CONSIGNES:
**A)** Citez le document de « Les deux premières » à « de la captivité. ».
**B)** D'après le document, répondez aux questions suivantes.
(i) En quelle année Cyrus mourut-il ?
(ii) Combien de visions renferme la deuxième partie du livre de Daniel ?
(iii) De quelle année est datée la quatrième vision ?

Après l’extinction de la dynastie mède en la personne de Cyaxare, Cyrus, qui depuis longtemps était roi de fait, et qui, du reste, était l’héritier de la couronne, puisque, s’il faut en croire Xénophon, il était à la fois le neveu et le gendre de Cyaxare, devint (536) le seul maître de cette immense monarchie comprenant la Perse et la Médie, la Babylonie, la Lydie et la Syrie. Un des premiers usages qu’il fit de sa nouvelle autorité fut d’accorder aux Juifs exilés à Babylone la permission de retourner dans leur patrie. Cyrus mourut en 527.
Quant au livre de Daniel, son ordonnance est très simple. Il se compose de deux parties d’égale longueur, l’une historique, l’autre prophétique, disposées chacune selon l’ordre chronologique.
Première partie : Chapitres 1 à 6.
Elle renferme le récit d’événements remarquables de la vie de Daniel et de celle de ses trois amis.
Le trait commun à ces cinq récits (chapitres 1 à 6) est la glorification du Dieu d’Israël qui, pendant toute la durée de la captivité (606 à 536), arrache ses serviteurs aux plus horribles dangers et obtient les hommages des monarques païens par des preuves merveilleuses de sa toute-puissance.
Deuxième partie : Chapitres 7 à 12, renfermant quatre visions.
Les deux premières sont datées de la première et de la troisième année de Belsatsar, et sont par conséquent antérieures aux faits racontés chapitres 5 et 6 ; la troisième est datée de la première année de Darius (538) ; la quatrième, de la troisième année de Cyrus (534) ; elle est donc postérieure de deux ans au retour de la captivité.

DONNÉES FOURNIES:

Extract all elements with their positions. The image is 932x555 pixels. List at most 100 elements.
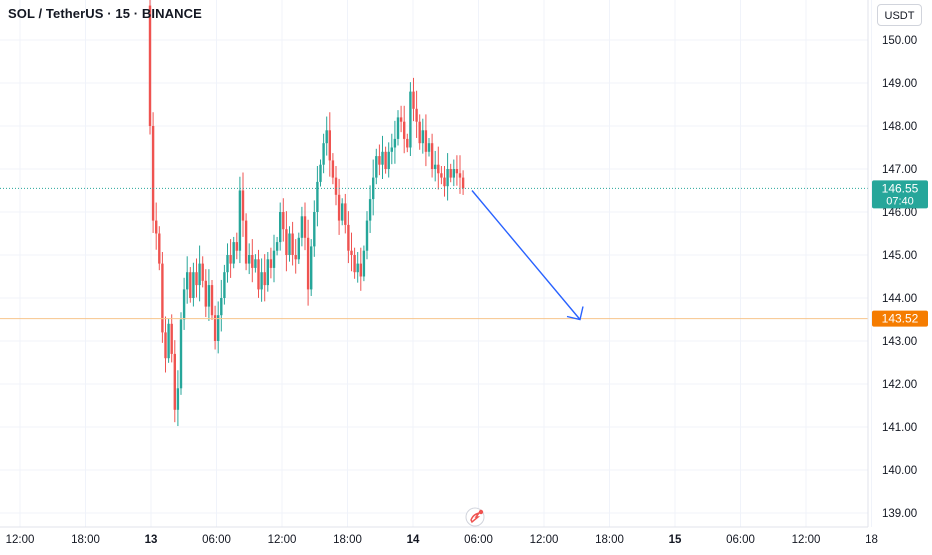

RÉPONSES:
**A)**
Les deux premières sont datées de la première et de la troisième année de Belsatsar, et sont par conséquent antérieures aux faits racontés chapitres 5 et 6 ; la troisième est datée de la première année de Darius (538) ; la quatrième, de la troisième année de Cyrus (534) ; elle est donc postérieure de deux ans au retour de la captivité.

**B)**
(i) En 527.
(ii) Quatre.
(iii) De la troisième année de Cyrus (534).